■ REQUIRED TASK:
Print the entries below in their entirety, exactly as they are written.

Start MATERIAL TO PROCESS

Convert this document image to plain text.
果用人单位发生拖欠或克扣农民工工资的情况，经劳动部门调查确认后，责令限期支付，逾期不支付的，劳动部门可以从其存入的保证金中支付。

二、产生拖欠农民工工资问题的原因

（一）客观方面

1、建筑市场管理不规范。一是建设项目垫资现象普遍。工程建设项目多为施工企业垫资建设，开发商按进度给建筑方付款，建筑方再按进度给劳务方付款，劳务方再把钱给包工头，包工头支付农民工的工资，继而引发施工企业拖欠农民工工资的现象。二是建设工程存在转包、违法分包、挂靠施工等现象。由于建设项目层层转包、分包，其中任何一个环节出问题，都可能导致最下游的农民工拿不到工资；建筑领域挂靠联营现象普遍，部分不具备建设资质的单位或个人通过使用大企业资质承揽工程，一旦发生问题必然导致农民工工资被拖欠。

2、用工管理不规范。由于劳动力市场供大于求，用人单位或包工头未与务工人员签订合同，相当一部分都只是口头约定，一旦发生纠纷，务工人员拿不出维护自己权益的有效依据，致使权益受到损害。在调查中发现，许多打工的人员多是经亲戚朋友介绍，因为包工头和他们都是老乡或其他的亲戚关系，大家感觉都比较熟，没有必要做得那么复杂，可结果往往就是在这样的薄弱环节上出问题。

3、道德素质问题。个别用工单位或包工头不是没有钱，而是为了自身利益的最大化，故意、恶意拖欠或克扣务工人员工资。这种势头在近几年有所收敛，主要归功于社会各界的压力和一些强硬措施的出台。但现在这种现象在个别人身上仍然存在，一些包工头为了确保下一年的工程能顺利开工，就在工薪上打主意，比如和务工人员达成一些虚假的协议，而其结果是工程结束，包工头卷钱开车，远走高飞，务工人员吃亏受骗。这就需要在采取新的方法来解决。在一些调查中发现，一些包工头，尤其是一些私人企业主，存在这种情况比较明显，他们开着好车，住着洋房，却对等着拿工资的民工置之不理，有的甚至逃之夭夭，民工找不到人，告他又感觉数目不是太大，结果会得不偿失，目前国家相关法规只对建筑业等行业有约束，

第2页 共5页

End MATERIAL TO PROCESS

■ FINISHED EXERCISE:
Convert this document image to plain text.
果用人单位发生拖欠或克扣农民工工资的情况，经劳动部门调查确认后，责令限期支付，逾期不支付的，劳动部门可以从其存入的保证金中支付。

二、产生拖欠农民工工资问题的原因

（一）客观方面

1、建筑市场管理不规范。一是建设项目垫资现象普遍。工程建设项目多为施工企业垫资建设，开发商按进度给建筑方付款，建筑方再按进度给劳务方付款，劳务方再把钱给包工头，包工头支付农民工的工资，继而引发施工企业拖欠农民工工资的现象。二是建设工程存在转包、违法分包、挂靠施工等现象。由于建设项目层层转包、分包，其中任何一个环节出问题，都可能导致最下游的农民工拿不到工资；建筑领域挂靠联营现象普遍，部分不具备建设资质的单位或个人通过使用大企业资质承揽工程，一旦发生问题必然导致农民工工资被拖欠。

2、用工管理不规范。由于劳动力市场供大于求，用人单位或包工头未与务工人员签订合同，相当一部分都只是口头约定，一旦发生纠纷，务工人员拿不出维护自己权益的有效依据，致使权益受到损害。在调查中发现，许多打工的人员多是经亲戚朋友介绍，因为包工头和他们都是老乡或其他的亲戚关系，大家感觉都比较熟，没有必要做得那么复杂，可结果往往就是在这样的薄弱环节上出问题。

3、道德素质问题。个别用工单位或包工头不是没有钱，而是为了自身利益的最大化，故意、恶意拖欠或克扣务工人员工资。这种势头在近几年有所收敛，主要归功于社会各界的压力和一些强硬措施的出台。但现在这种现象在个别人身上仍然存在，一些包工头为了确保下一年的工程能顺利开工，就在工薪上打主意，比如和务工人员达成一些虚假的协议，而其结果是工程结束，包工头卷钱开车，远走高飞，务工人员吃亏受骗。这就需要在采取新的方法来解决。在一些调查中发现，一些包工头，尤其是一些私人企业主，存在这种情况比较明显，他们开着好车，住着洋房，却对等着拿工资的民工置之不理，有的甚至逃之夭夭，民工找不到人，告他又感觉数目不是太大，结果会得不偿失，目前国家相关法规只对建筑业等行业有约束，

第2页 共5页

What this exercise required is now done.